**WHAT YOU WILL DO**: Print out the material that follows word for word.
--- SUPPLIED MATERIAL ---
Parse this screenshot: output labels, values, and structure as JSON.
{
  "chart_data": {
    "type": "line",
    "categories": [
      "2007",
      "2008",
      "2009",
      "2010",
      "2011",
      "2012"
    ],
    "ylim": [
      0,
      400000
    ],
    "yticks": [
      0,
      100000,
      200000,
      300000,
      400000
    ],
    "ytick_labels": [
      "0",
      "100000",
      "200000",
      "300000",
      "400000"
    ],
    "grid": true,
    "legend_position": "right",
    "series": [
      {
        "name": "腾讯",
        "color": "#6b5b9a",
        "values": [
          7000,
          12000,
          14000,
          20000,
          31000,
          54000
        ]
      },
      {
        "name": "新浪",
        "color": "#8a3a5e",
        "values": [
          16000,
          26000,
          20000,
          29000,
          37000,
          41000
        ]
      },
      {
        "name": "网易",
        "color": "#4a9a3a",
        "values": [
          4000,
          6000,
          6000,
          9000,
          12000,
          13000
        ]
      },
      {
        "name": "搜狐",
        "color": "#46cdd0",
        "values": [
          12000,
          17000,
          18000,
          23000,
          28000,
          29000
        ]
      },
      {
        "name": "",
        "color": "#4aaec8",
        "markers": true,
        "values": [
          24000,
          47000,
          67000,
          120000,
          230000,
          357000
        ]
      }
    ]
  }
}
---
**FULL OUTPUT**:
Parse this screenshot: output labels, values, and structure as JSON.
{
  "chart_data": {
    "type": "line",
    "categories": [
      "2007",
      "2008",
      "2009",
      "2010",
      "2011",
      "2012"
    ],
    "ylim": [
      0,
      400000
    ],
    "yticks": [
      0,
      100000,
      200000,
      300000,
      400000
    ],
    "ytick_labels": [
      "0",
      "100000",
      "200000",
      "300000",
      "400000"
    ],
    "grid": true,
    "legend_position": "right",
    "series": [
      {
        "name": "腾讯",
        "color": "#6b5b9a",
        "values": [
          7000,
          12000,
          14000,
          20000,
          31000,
          54000
        ]
      },
      {
        "name": "新浪",
        "color": "#8a3a5e",
        "values": [
          16000,
          26000,
          20000,
          29000,
          37000,
          41000
        ]
      },
      {
        "name": "网易",
        "color": "#4a9a3a",
        "values": [
          4000,
          6000,
          6000,
          9000,
          12000,
          13000
        ]
      },
      {
        "name": "搜狐",
        "color": "#46cdd0",
        "values": [
          12000,
          17000,
          18000,
          23000,
          28000,
          29000
        ]
      },
      {
        "name": "",
        "color": "#4aaec8",
        "markers": true,
        "values": [
          24000,
          47000,
          67000,
          120000,
          230000,
          357000
        ]
      }
    ]
  }
}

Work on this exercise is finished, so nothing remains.